> _TEXTO DE LA PÁGINA_:
Pasaron los años y redescubrí mi necesidad de definir mi espacio, mi voz y la del resto de las mujeres en un mundo donde se nos ignora, se nos menosprecia o se nos subordina; en donde los hombres se ven obligados a asumir un papel entre sí y a no poder contar con la experiencia y visión de nosotras, a causa de los prejuicios y discriminación que muchas veces nosotras mismas llegamos a perpetuar (como mis profesoras de historia, por ejemplo).
Afortunadamente, la realidad se va modificando poco a poco si se lucha por ello. Escuchar, argumentar, analizar, discutir y finalmente proponer es lo que me ha dado resultado.
Hoy quiero hablarles sobre el lenguaje inclusivo y de su uso más allá de las organizaciones que buscan emplearlo en su interior, para mejorar el respeto y trato entre sus empleados y empleadas. Trasladarle del plano burocrático a la realidad.
El lenguaje inclusivo (o lenguaje de género) busca generar cambios en la comunicación sexista, sea ésta consciente o inconsciente, que suele manifestarse en el lenguaje. Es importante tomarlo en consideración ya que las palabras expresan nuestra visión del mundo y de las personas. Un mensaje orientado únicamente a determinado sexo genera desigualdad simbólica que prontamente pasa a ser palpable en la vida diaria, en las relaciones sociales y en la sociedad en general.

> _DATOS DEL EJERCICIO_:
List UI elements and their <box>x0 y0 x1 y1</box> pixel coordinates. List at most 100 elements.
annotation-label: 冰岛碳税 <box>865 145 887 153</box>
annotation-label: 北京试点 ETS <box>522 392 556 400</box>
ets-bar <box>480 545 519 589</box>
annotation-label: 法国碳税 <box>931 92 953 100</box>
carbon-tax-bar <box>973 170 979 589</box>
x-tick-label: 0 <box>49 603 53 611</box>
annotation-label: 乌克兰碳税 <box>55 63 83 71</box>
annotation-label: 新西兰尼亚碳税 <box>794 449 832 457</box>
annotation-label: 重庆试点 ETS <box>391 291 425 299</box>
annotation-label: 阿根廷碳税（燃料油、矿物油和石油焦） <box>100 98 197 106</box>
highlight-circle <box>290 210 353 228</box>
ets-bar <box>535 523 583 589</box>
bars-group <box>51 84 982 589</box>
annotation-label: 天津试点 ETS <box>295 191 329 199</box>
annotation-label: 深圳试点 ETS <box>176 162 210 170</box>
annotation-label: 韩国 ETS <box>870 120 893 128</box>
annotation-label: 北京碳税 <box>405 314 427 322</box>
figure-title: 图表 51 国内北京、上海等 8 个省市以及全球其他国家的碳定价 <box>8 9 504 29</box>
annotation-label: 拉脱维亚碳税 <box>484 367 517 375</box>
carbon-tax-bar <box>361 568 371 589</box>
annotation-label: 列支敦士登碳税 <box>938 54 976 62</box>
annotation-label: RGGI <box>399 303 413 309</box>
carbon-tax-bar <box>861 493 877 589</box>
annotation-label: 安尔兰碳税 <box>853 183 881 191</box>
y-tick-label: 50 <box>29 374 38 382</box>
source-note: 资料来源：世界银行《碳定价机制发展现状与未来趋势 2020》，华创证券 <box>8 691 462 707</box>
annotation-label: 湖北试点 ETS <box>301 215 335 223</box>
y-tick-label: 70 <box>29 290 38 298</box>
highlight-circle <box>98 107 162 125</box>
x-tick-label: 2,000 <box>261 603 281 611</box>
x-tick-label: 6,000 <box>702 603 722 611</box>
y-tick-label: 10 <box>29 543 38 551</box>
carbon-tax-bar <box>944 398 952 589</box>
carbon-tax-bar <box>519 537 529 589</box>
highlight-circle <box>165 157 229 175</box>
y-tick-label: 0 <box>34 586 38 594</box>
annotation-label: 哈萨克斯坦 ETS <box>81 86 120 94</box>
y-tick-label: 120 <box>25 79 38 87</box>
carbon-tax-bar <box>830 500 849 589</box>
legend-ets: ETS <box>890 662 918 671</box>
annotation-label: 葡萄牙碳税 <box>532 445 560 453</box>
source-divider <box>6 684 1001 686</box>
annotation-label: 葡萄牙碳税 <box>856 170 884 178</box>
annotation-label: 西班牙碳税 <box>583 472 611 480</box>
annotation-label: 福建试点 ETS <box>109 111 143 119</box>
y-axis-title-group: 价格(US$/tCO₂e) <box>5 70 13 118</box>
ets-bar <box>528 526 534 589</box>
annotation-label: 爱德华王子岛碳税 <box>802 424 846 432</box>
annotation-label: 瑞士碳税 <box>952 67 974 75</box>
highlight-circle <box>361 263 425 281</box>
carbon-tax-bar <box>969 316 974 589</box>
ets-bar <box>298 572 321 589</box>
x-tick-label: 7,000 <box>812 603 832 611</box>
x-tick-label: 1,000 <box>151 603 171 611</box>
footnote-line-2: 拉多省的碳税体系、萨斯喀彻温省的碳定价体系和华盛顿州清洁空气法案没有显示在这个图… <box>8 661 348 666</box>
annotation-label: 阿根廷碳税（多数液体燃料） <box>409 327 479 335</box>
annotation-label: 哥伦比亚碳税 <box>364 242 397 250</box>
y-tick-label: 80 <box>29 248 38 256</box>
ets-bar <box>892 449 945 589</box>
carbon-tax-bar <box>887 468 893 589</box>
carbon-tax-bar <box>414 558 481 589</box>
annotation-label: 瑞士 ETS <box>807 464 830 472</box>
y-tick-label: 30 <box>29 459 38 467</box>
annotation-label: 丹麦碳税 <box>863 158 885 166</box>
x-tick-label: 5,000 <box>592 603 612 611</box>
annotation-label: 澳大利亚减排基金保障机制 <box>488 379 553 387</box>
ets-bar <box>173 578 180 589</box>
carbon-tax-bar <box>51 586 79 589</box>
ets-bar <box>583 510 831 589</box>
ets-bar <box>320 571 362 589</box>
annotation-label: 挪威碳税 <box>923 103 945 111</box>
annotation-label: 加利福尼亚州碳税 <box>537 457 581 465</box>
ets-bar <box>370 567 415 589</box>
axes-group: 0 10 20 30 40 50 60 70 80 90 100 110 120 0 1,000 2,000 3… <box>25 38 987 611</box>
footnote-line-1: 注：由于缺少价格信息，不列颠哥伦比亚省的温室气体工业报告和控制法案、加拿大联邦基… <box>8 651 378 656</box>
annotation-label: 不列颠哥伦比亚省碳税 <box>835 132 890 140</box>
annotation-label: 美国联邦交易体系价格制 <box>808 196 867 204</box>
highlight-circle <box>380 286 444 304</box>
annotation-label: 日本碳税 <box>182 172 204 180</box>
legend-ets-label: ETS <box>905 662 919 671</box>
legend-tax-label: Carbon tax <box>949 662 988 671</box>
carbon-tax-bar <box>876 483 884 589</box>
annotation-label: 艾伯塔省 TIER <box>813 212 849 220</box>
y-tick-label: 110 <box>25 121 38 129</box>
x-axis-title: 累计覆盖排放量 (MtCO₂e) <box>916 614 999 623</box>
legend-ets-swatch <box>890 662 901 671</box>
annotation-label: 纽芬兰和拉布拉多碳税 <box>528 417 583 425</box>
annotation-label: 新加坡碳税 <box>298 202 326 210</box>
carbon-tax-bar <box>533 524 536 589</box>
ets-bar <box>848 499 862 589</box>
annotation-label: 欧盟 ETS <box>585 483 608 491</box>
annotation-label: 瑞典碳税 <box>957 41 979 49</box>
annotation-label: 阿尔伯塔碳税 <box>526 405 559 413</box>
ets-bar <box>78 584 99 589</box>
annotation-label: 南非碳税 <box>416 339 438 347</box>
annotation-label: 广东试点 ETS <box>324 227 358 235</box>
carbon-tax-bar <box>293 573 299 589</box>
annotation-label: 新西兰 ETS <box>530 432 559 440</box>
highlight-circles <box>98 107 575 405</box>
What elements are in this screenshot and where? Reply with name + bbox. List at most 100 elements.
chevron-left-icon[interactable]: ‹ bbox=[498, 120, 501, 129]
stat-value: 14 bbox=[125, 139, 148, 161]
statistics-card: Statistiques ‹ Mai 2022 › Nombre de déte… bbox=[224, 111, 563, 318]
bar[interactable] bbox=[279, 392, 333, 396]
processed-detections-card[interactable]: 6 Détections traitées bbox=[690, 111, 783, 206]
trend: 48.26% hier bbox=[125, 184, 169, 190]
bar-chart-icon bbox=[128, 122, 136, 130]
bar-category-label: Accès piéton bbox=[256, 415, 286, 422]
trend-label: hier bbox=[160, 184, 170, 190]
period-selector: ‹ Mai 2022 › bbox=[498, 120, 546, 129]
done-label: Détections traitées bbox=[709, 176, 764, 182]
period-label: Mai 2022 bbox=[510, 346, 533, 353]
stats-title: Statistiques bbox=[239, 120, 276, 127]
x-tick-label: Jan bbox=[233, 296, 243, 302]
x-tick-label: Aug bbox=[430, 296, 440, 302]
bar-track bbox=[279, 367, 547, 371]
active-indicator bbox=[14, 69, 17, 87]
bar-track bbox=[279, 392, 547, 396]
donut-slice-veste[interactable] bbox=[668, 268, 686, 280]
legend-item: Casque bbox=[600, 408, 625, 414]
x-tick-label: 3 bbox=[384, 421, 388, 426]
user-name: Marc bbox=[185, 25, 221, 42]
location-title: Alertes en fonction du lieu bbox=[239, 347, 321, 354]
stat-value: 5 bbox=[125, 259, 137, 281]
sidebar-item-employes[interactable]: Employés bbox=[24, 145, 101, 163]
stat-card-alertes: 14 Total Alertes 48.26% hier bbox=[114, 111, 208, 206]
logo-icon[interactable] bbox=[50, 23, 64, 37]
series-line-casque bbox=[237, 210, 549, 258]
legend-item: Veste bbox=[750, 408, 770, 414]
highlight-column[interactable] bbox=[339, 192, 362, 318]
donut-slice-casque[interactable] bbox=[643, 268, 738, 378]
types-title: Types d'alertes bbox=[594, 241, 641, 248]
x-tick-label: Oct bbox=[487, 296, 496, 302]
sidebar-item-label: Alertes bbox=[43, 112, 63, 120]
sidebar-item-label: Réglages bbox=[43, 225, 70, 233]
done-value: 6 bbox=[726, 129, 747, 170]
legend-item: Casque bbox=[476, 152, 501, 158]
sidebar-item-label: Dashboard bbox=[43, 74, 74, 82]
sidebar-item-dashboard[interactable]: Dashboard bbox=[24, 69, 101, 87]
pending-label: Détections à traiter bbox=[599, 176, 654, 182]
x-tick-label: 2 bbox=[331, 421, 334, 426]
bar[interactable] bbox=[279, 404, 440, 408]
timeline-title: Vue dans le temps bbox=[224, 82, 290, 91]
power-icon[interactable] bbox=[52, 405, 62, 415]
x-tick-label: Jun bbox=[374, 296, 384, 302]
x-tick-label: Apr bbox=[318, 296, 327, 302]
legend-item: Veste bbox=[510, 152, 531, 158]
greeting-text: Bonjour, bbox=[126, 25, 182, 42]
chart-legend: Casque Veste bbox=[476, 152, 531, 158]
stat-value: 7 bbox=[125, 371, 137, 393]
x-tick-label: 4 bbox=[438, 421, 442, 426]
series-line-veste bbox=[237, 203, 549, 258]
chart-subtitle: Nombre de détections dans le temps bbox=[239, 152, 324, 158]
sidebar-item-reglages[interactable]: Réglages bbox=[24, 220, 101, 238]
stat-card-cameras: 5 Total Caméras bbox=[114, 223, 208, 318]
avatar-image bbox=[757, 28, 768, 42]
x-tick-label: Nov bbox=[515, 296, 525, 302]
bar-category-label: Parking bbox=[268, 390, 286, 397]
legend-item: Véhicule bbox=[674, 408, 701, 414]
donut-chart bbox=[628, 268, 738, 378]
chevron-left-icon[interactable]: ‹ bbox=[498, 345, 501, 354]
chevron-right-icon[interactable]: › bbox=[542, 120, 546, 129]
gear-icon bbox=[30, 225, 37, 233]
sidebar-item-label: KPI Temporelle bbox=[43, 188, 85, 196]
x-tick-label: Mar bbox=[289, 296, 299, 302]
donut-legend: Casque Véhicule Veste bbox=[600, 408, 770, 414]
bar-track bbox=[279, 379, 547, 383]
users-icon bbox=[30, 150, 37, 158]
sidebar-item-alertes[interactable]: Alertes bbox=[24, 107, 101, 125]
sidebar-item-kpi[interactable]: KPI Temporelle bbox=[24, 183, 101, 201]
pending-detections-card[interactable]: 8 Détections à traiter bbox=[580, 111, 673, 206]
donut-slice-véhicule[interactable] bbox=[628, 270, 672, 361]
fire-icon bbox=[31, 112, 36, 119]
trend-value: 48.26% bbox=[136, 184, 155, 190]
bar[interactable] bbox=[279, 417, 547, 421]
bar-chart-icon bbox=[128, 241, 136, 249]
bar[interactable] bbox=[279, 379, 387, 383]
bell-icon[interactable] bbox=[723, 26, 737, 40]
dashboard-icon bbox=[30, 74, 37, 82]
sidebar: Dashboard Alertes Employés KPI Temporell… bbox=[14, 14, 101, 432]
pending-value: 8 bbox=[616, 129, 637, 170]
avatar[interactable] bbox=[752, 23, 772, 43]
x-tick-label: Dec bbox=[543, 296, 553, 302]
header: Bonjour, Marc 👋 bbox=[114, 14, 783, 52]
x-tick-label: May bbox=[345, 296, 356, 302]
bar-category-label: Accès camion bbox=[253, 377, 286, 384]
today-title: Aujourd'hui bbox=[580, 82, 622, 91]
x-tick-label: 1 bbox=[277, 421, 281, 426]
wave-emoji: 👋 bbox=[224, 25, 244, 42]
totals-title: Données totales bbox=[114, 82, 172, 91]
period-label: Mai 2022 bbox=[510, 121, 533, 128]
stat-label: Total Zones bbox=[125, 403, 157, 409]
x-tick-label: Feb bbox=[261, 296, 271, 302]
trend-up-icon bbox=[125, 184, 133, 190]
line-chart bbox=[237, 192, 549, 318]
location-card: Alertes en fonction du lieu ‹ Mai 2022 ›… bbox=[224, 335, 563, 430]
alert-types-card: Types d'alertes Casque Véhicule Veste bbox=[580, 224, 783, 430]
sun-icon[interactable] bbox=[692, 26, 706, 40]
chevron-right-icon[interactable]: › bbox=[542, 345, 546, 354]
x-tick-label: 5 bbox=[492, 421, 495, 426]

> _ACCIONES A REALIZAR_:
a) Según el texto sobre el lenguaje inclusivo, ¿qué busca generar el lenguaje inclusivo?
b) Continúa el texto sobre el lenguaje inclusivo a partir de su última oración.

> _RESULTADOS POR TAREA_:
a) Busca generar cambios en la comunicación sexista, sea consciente o inconsciente, que suele manifestarse en el lenguaje.

b)
Los detractores de esta alternativa al sexismo lingüístico argumentan desde posturas del tipo “atenta contra la gramática”; “es repetitivo”; “es una pérdida de tiempo”; “la Real Academia Española no lo aprueba”; “eso le compete al estudio de género” y demás. Estas opiniones revelan una oposición al reconocimiento del papel que mujeres y hombres muchas veces desarrollan, contrario a los roles tradicionales adjudicados según su sexo: ahí está la abogada, el amo de casa, la administradora, el enfermero y demás.
El lenguaje tiene múltiples formas de comunicar un mensaje, por lo que emplear un lenguaje que no resulte discriminatorio debería verse con aprobación y alentar su uso.
La inclusión no busca ser una transformación del idioma; más bien busca aprovechar sus posibilidades para transmitir mensajes, mensajes que no aíslen a un sexo de otro sino que pretenda sacar a la luz el respeto e igualdad entre hombres y mujeres, por medio del mero acto del habla, sea esta oral o escrita. También las imágenes son lenguaje, por lo que las propuestas de inclusión las abarcan.
Con respecto a que la RAE no lo aprueba, es menester que estos supuestos seguidores de la institución se den cuenta de que la RAE atiende a los cambios sociales reflejados en el uso de la lengua, y que está en constante revisión de sus términos por lo que, si bien no se inclina a reformular las reglas gramaticales según lo propuesto por el lenguaje de género, sí ha incorpora poco a poco variedad de términos tanto en masculino como en femenino a medida que se reconoce la participación de ambos sexos.
Nuestra forma de hablar no le compete sólo a los estudiosos de la teoría de género, sino también a todos y cada uno de nosotros, ya que los prejuicios y la discriminación por género se hacen presentes mediante nuestra manera de comunicarnos.
Actualmente me sigue cayendo mal que no me incluyan en “la historia del hombre”.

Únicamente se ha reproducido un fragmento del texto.